Figure contents as structured data
::::::::
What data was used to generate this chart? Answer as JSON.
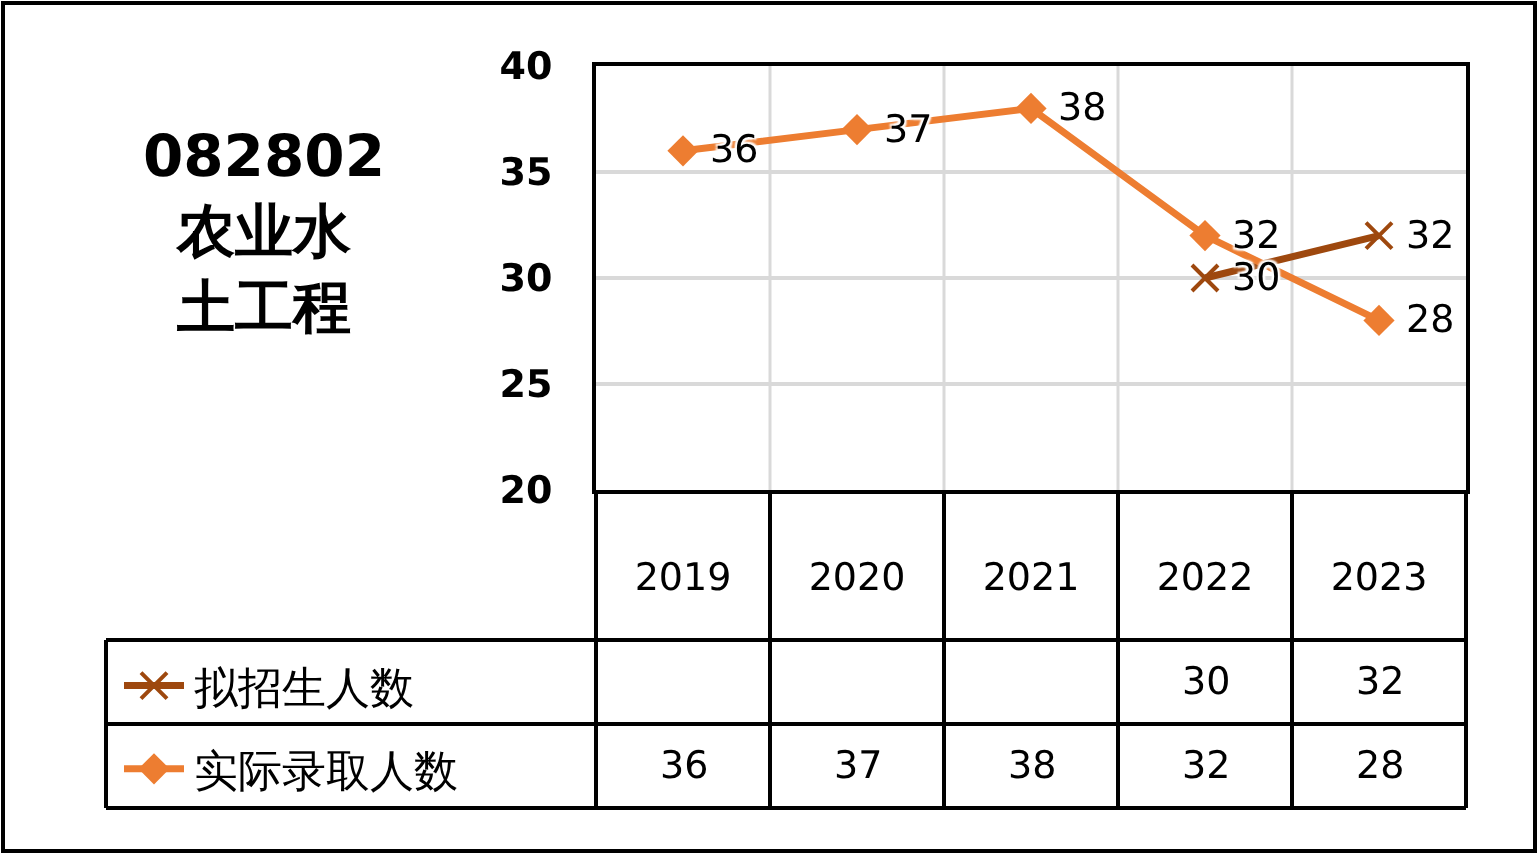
{
  "chart_data": {
    "type": "line",
    "title": "082802\n农业水土工程",
    "categories": [
      "2019",
      "2020",
      "2021",
      "2022",
      "2023"
    ],
    "series": [
      {
        "name": "拟招生人数",
        "color": "#9e480e",
        "values": [
          null,
          null,
          null,
          30,
          32
        ],
        "marker": "cross"
      },
      {
        "name": "实际录取人数",
        "color": "#ed7d31",
        "values": [
          36,
          37,
          38,
          32,
          28
        ],
        "marker": "diamond"
      }
    ],
    "ylim": [
      20,
      40
    ],
    "yticks": [
      20,
      25,
      30,
      35,
      40
    ],
    "grid": true,
    "legend": "bottom left",
    "data_labels": true,
    "annotations": [
      "30",
      "32",
      "36",
      "37",
      "38",
      "32",
      "28"
    ]
  }
}
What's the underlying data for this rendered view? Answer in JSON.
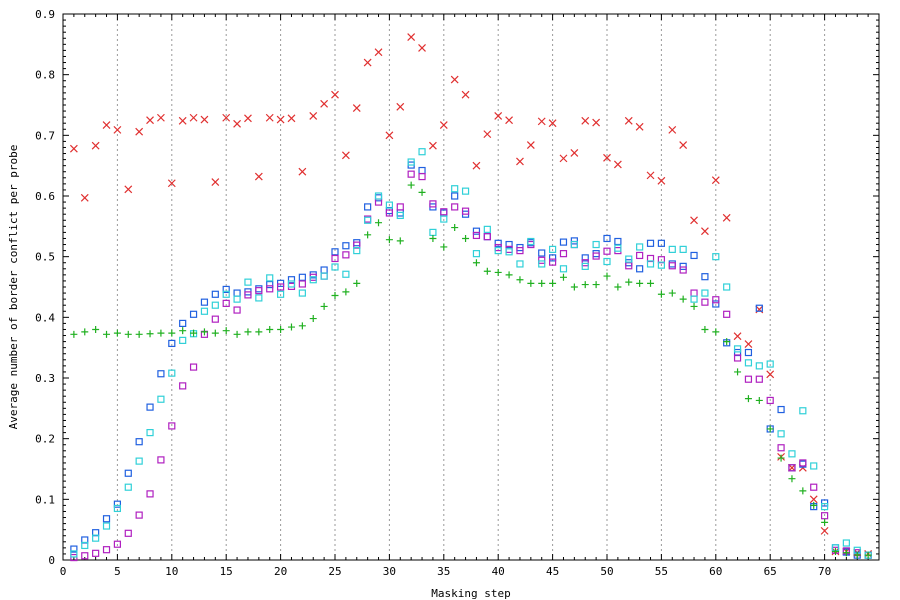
::::::::
__Directive__.
Output the data above without changes, apart from leaving out the pictures.

__Exercise answer__.
What data was used to generate this chart? Answer as JSON.
{
  "chart_data": {
    "type": "line",
    "title": "082802\n农业水土工程",
    "categories": [
      "2019",
      "2020",
      "2021",
      "2022",
      "2023"
    ],
    "series": [
      {
        "name": "拟招生人数",
        "color": "#9e480e",
        "values": [
          null,
          null,
          null,
          30,
          32
        ],
        "marker": "cross"
      },
      {
        "name": "实际录取人数",
        "color": "#ed7d31",
        "values": [
          36,
          37,
          38,
          32,
          28
        ],
        "marker": "diamond"
      }
    ],
    "ylim": [
      20,
      40
    ],
    "yticks": [
      20,
      25,
      30,
      35,
      40
    ],
    "grid": true,
    "legend": "bottom left",
    "data_labels": true,
    "annotations": [
      "30",
      "32",
      "36",
      "37",
      "38",
      "32",
      "28"
    ]
  }
}
What's the underlying data for this rendered view? Answer in JSON.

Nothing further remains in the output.